=== Entries provided ===
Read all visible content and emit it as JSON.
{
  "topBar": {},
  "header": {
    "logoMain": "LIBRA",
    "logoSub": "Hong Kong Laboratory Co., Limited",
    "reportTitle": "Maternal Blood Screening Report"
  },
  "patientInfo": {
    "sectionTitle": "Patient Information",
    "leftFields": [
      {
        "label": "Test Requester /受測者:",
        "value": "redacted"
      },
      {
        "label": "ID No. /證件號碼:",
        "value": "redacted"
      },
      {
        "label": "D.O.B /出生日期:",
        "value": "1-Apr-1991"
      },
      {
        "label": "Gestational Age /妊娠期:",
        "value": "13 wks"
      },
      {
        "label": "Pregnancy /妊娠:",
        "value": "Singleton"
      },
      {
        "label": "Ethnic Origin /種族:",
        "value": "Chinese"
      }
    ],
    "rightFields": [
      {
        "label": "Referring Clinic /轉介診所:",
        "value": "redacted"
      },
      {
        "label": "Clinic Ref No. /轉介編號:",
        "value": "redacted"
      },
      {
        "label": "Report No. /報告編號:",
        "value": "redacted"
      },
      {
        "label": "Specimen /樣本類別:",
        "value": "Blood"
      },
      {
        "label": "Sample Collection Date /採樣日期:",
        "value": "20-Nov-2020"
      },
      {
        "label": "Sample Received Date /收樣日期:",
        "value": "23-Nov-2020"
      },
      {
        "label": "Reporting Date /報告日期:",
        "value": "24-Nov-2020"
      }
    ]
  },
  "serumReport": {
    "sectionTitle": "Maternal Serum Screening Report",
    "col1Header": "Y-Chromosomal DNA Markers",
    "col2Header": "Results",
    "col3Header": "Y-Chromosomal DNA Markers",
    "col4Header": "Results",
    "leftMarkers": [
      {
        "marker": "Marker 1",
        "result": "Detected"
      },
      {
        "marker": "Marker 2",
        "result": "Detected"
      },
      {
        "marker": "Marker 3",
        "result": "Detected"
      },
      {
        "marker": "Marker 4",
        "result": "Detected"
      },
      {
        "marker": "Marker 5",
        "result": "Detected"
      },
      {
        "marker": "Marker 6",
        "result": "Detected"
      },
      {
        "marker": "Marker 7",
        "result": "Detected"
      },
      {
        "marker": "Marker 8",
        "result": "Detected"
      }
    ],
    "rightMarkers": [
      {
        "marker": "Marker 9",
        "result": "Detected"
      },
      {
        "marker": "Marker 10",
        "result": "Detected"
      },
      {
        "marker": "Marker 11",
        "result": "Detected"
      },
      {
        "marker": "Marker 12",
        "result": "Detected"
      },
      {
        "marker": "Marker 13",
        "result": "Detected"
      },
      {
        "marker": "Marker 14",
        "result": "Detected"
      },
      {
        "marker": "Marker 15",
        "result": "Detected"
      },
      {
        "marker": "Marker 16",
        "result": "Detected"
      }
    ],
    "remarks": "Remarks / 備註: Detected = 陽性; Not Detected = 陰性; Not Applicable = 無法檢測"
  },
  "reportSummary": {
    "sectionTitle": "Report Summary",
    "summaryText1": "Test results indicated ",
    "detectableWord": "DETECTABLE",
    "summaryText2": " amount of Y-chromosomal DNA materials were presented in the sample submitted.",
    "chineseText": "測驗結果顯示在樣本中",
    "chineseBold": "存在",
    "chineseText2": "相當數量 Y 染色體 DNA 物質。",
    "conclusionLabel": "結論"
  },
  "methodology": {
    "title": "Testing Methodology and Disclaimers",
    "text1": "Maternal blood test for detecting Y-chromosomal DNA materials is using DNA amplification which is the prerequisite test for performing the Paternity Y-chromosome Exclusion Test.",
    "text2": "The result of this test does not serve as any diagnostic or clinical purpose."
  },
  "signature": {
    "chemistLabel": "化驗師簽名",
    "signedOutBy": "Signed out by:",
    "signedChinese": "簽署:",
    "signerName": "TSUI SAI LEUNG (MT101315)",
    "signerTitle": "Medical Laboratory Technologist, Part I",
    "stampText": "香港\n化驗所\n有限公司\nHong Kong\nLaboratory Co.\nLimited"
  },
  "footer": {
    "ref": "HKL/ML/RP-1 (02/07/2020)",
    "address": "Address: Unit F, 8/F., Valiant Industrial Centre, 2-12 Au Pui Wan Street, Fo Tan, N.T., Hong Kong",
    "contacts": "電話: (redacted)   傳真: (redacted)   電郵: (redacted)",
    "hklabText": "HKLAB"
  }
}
===
Stated goal – Output the whole listing above again, word for word.

Correct response –
Read all visible content and emit it as JSON.
{
  "topBar": {},
  "header": {
    "logoMain": "LIBRA",
    "logoSub": "Hong Kong Laboratory Co., Limited",
    "reportTitle": "Maternal Blood Screening Report"
  },
  "patientInfo": {
    "sectionTitle": "Patient Information",
    "leftFields": [
      {
        "label": "Test Requester /受測者:",
        "value": "redacted"
      },
      {
        "label": "ID No. /證件號碼:",
        "value": "redacted"
      },
      {
        "label": "D.O.B /出生日期:",
        "value": "1-Apr-1991"
      },
      {
        "label": "Gestational Age /妊娠期:",
        "value": "13 wks"
      },
      {
        "label": "Pregnancy /妊娠:",
        "value": "Singleton"
      },
      {
        "label": "Ethnic Origin /種族:",
        "value": "Chinese"
      }
    ],
    "rightFields": [
      {
        "label": "Referring Clinic /轉介診所:",
        "value": "redacted"
      },
      {
        "label": "Clinic Ref No. /轉介編號:",
        "value": "redacted"
      },
      {
        "label": "Report No. /報告編號:",
        "value": "redacted"
      },
      {
        "label": "Specimen /樣本類別:",
        "value": "Blood"
      },
      {
        "label": "Sample Collection Date /採樣日期:",
        "value": "20-Nov-2020"
      },
      {
        "label": "Sample Received Date /收樣日期:",
        "value": "23-Nov-2020"
      },
      {
        "label": "Reporting Date /報告日期:",
        "value": "24-Nov-2020"
      }
    ]
  },
  "serumReport": {
    "sectionTitle": "Maternal Serum Screening Report",
    "col1Header": "Y-Chromosomal DNA Markers",
    "col2Header": "Results",
    "col3Header": "Y-Chromosomal DNA Markers",
    "col4Header": "Results",
    "leftMarkers": [
      {
        "marker": "Marker 1",
        "result": "Detected"
      },
      {
        "marker": "Marker 2",
        "result": "Detected"
      },
      {
        "marker": "Marker 3",
        "result": "Detected"
      },
      {
        "marker": "Marker 4",
        "result": "Detected"
      },
      {
        "marker": "Marker 5",
        "result": "Detected"
      },
      {
        "marker": "Marker 6",
        "result": "Detected"
      },
      {
        "marker": "Marker 7",
        "result": "Detected"
      },
      {
        "marker": "Marker 8",
        "result": "Detected"
      }
    ],
    "rightMarkers": [
      {
        "marker": "Marker 9",
        "result": "Detected"
      },
      {
        "marker": "Marker 10",
        "result": "Detected"
      },
      {
        "marker": "Marker 11",
        "result": "Detected"
      },
      {
        "marker": "Marker 12",
        "result": "Detected"
      },
      {
        "marker": "Marker 13",
        "result": "Detected"
      },
      {
        "marker": "Marker 14",
        "result": "Detected"
      },
      {
        "marker": "Marker 15",
        "result": "Detected"
      },
      {
        "marker": "Marker 16",
        "result": "Detected"
      }
    ],
    "remarks": "Remarks / 備註: Detected = 陽性; Not Detected = 陰性; Not Applicable = 無法檢測"
  },
  "reportSummary": {
    "sectionTitle": "Report Summary",
    "summaryText1": "Test results indicated ",
    "detectableWord": "DETECTABLE",
    "summaryText2": " amount of Y-chromosomal DNA materials were presented in the sample submitted.",
    "chineseText": "測驗結果顯示在樣本中",
    "chineseBold": "存在",
    "chineseText2": "相當數量 Y 染色體 DNA 物質。",
    "conclusionLabel": "結論"
  },
  "methodology": {
    "title": "Testing Methodology and Disclaimers",
    "text1": "Maternal blood test for detecting Y-chromosomal DNA materials is using DNA amplification which is the prerequisite test for performing the Paternity Y-chromosome Exclusion Test.",
    "text2": "The result of this test does not serve as any diagnostic or clinical purpose."
  },
  "signature": {
    "chemistLabel": "化驗師簽名",
    "signedOutBy": "Signed out by:",
    "signedChinese": "簽署:",
    "signerName": "TSUI SAI LEUNG (MT101315)",
    "signerTitle": "Medical Laboratory Technologist, Part I",
    "stampText": "香港\n化驗所\n有限公司\nHong Kong\nLaboratory Co.\nLimited"
  },
  "footer": {
    "ref": "HKL/ML/RP-1 (02/07/2020)",
    "address": "Address: Unit F, 8/F., Valiant Industrial Centre, 2-12 Au Pui Wan Street, Fo Tan, N.T., Hong Kong",
    "contacts": "電話: (redacted)   傳真: (redacted)   電郵: (redacted)",
    "hklabText": "HKLAB"
  }
}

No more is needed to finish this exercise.